— Begin —

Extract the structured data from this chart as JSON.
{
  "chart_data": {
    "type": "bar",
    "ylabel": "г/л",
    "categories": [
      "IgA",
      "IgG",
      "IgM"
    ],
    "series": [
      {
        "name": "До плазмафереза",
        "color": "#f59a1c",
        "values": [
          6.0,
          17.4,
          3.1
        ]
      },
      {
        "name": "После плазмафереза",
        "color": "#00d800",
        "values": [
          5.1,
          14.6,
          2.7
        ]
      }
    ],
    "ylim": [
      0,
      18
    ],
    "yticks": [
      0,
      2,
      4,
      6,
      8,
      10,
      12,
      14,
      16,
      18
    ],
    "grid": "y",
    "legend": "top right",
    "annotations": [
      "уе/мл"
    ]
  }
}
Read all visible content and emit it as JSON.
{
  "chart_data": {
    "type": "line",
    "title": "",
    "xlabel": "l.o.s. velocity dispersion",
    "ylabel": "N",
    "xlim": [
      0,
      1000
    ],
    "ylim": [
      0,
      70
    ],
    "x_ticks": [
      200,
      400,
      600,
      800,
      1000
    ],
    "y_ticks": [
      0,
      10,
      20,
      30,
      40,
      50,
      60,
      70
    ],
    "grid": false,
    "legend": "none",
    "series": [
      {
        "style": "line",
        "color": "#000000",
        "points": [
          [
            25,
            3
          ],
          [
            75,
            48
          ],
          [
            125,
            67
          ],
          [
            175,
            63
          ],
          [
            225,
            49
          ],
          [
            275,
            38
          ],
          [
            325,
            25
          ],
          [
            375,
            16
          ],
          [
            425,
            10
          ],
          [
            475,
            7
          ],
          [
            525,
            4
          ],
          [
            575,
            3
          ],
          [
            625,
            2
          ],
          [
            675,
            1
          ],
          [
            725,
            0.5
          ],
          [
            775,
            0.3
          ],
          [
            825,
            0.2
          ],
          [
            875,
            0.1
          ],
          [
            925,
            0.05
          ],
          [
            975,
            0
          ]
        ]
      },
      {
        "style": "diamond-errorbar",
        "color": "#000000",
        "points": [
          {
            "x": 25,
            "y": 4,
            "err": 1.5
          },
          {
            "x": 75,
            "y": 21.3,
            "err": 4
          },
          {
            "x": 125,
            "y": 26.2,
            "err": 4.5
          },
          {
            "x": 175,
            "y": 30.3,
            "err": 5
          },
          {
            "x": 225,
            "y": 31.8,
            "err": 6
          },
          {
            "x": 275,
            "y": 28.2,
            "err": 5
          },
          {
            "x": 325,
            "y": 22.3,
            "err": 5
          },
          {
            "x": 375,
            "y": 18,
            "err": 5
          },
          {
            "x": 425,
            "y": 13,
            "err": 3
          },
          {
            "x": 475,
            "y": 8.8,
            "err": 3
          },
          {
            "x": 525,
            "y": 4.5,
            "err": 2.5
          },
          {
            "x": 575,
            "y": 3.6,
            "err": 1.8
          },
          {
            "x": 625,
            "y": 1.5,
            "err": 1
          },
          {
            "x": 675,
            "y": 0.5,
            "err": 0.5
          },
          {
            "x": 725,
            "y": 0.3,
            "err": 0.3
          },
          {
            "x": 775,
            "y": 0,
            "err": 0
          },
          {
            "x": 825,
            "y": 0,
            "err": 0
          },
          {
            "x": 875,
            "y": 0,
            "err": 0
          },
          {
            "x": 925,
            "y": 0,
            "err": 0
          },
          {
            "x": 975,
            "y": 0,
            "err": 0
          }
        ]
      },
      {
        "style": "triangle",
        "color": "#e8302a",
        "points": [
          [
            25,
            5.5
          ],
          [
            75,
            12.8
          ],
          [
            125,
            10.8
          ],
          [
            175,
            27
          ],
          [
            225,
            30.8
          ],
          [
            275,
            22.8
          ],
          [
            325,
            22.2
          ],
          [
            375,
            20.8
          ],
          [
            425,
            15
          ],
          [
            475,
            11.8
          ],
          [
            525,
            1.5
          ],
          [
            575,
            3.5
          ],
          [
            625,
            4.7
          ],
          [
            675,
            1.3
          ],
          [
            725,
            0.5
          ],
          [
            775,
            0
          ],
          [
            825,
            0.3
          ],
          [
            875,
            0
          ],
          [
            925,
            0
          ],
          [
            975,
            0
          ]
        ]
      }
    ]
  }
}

— End —

#### WHAT YOU NEED TO DO:
Look through the entries above and list every line containing "style".

#### EXERCISE SOLUTION:
        "style": "line",
        "style": "diamond-errorbar",
        "style": "triangle",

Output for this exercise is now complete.